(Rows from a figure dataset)
##########

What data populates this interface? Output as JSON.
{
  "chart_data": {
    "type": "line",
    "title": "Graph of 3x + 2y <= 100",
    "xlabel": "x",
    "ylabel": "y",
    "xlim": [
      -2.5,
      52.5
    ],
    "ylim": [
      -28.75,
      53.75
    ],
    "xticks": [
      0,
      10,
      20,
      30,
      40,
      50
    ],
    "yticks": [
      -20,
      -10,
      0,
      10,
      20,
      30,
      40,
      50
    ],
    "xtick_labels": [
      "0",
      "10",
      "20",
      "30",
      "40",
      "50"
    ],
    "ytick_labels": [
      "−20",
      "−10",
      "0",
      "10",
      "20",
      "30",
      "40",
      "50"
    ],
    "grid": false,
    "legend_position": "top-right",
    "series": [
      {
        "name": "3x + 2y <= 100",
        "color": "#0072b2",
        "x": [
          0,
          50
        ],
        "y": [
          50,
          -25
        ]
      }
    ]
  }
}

##########

- **Instruction**
Return all of the data word for word.

- **Written response**
What data populates this interface? Output as JSON.
{
  "chart_data": {
    "type": "line",
    "title": "Graph of 3x + 2y <= 100",
    "xlabel": "x",
    "ylabel": "y",
    "xlim": [
      -2.5,
      52.5
    ],
    "ylim": [
      -28.75,
      53.75
    ],
    "xticks": [
      0,
      10,
      20,
      30,
      40,
      50
    ],
    "yticks": [
      -20,
      -10,
      0,
      10,
      20,
      30,
      40,
      50
    ],
    "xtick_labels": [
      "0",
      "10",
      "20",
      "30",
      "40",
      "50"
    ],
    "ytick_labels": [
      "−20",
      "−10",
      "0",
      "10",
      "20",
      "30",
      "40",
      "50"
    ],
    "grid": false,
    "legend_position": "top-right",
    "series": [
      {
        "name": "3x + 2y <= 100",
        "color": "#0072b2",
        "x": [
          0,
          50
        ],
        "y": [
          50,
          -25
        ]
      }
    ]
  }
}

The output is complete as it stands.